• What to do:
Wherever a line in the data below holds "Statistik", copy that line.
▼▼▼
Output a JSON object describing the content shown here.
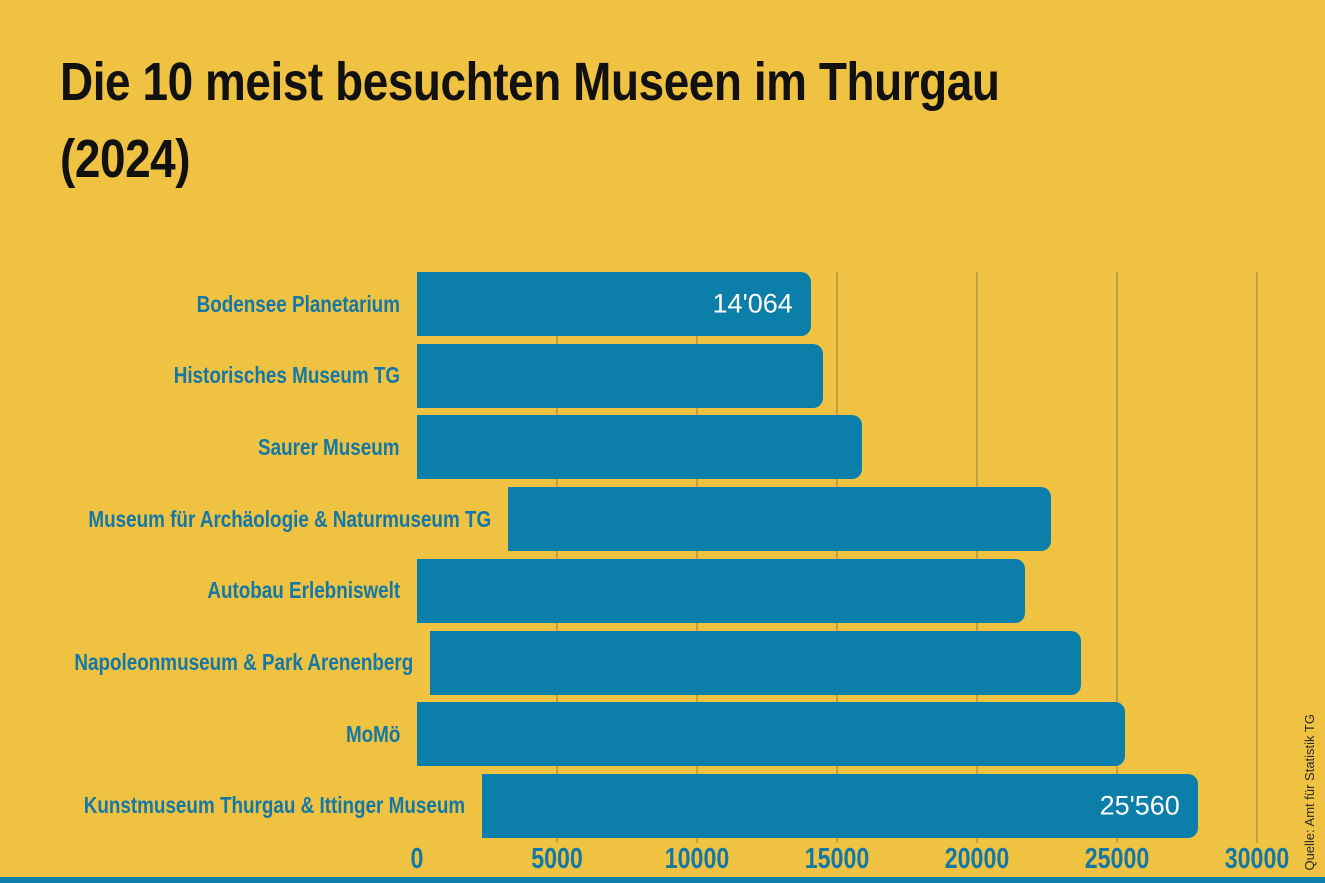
{
  "page": {
    "background_color": "#efc242",
    "accent_color": "#0b7ea9",
    "label_color": "#1478a6",
    "title_color": "#111111",
    "gridline_color": "rgba(80,80,80,0.28)",
    "value_label_color": "#ffffff"
  },
  "title": "Die 10 meist besuchten Museen im Thurgau (2024)",
  "source": "Quelle: Amt für Statistik TG",
  "chart_data": {
    "type": "bar",
    "orientation": "horizontal",
    "title": "Die 10 meist besuchten Museen im Thurgau (2024)",
    "categories": [
      "Bodensee Planetarium",
      "Historisches Museum TG",
      "Saurer Museum",
      "Museum für Archäologie & Naturmuseum TG",
      "Autobau Erlebniswelt",
      "Napoleonmuseum & Park Arenenberg",
      "MoMö",
      "Kunstmuseum Thurgau & Ittinger Museum"
    ],
    "values": [
      14064,
      14500,
      15900,
      19400,
      21700,
      23250,
      25300,
      25560
    ],
    "value_labels": [
      "14'064",
      null,
      null,
      null,
      null,
      null,
      null,
      "25'560"
    ],
    "x_ticks": [
      0,
      5000,
      10000,
      15000,
      20000,
      25000,
      30000
    ],
    "x_tick_labels": [
      "0",
      "5000",
      "10000",
      "15000",
      "20000",
      "25000",
      "30000"
    ],
    "xlim": [
      0,
      30000
    ],
    "grid": "vertical",
    "legend": "none",
    "bar_color": "#0b7ea9",
    "source": "Quelle: Amt für Statistik TG"
  }
}
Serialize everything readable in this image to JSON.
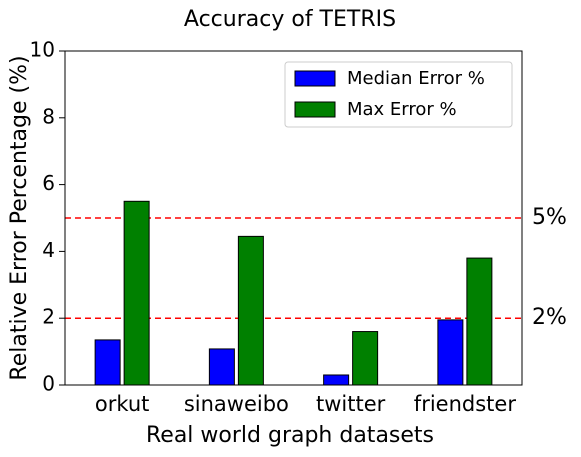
{
  "chart_data": {
    "type": "bar",
    "title": "Accuracy of TETRIS",
    "x_label": "Real world graph datasets",
    "y_label": "Relative Error Percentage (%)",
    "categories": [
      "orkut",
      "sinaweibo",
      "twitter",
      "friendster"
    ],
    "series": [
      {
        "name": "Median Error %",
        "color": "#0000ff",
        "values": [
          1.35,
          1.08,
          0.3,
          1.95
        ]
      },
      {
        "name": "Max Error %",
        "color": "#008000",
        "values": [
          5.5,
          4.45,
          1.6,
          3.8
        ]
      }
    ],
    "ylim": [
      0,
      10
    ],
    "yticks": [
      0,
      2,
      4,
      6,
      8,
      10
    ],
    "hlines": [
      {
        "value": 5,
        "label": "5%"
      },
      {
        "value": 2,
        "label": "2%"
      }
    ],
    "hline_color": "#ff0000",
    "legend": "upper right"
  }
}
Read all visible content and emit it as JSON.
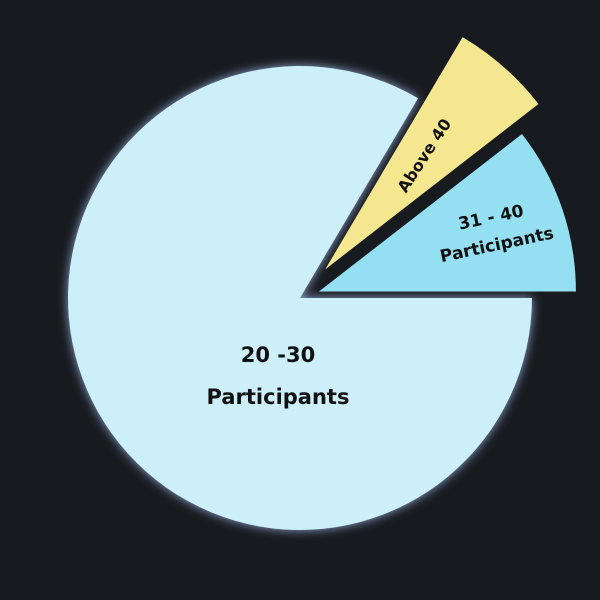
{
  "chart_data": {
    "type": "pie",
    "title": "",
    "slices": [
      {
        "label_lines": [
          "20 -30",
          "Participants"
        ],
        "value": 83.5,
        "color": "#cdeffa",
        "exploded": false
      },
      {
        "label_lines": [
          "31 - 40",
          "Participants"
        ],
        "value": 10.5,
        "color": "#94e0f2",
        "exploded": true
      },
      {
        "label_lines": [
          "Above 40"
        ],
        "value": 6,
        "color": "#f5e690",
        "exploded": true
      }
    ],
    "background": "#171b1f"
  }
}
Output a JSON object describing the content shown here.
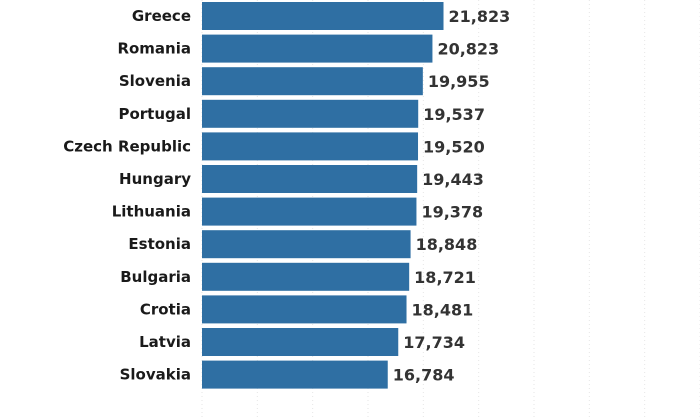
{
  "chart_data": {
    "type": "bar",
    "orientation": "horizontal",
    "categories": [
      "Greece",
      "Romania",
      "Slovenia",
      "Portugal",
      "Czech Republic",
      "Hungary",
      "Lithuania",
      "Estonia",
      "Bulgaria",
      "Crotia",
      "Latvia",
      "Slovakia"
    ],
    "values": [
      21823,
      20823,
      19955,
      19537,
      19520,
      19443,
      19378,
      18848,
      18721,
      18481,
      17734,
      16784
    ],
    "value_labels": [
      "21,823",
      "20,823",
      "19,955",
      "19,537",
      "19,520",
      "19,443",
      "19,378",
      "18,848",
      "18,721",
      "18,481",
      "17,734",
      "16,784"
    ],
    "xlim": [
      0,
      45000
    ],
    "grid": true,
    "bar_color": "#2f6fa3"
  }
}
▲▲▲
• Response:
  "source": "Quelle: Amt für Statistik TG",
    "source": "Quelle: Amt für Statistik TG"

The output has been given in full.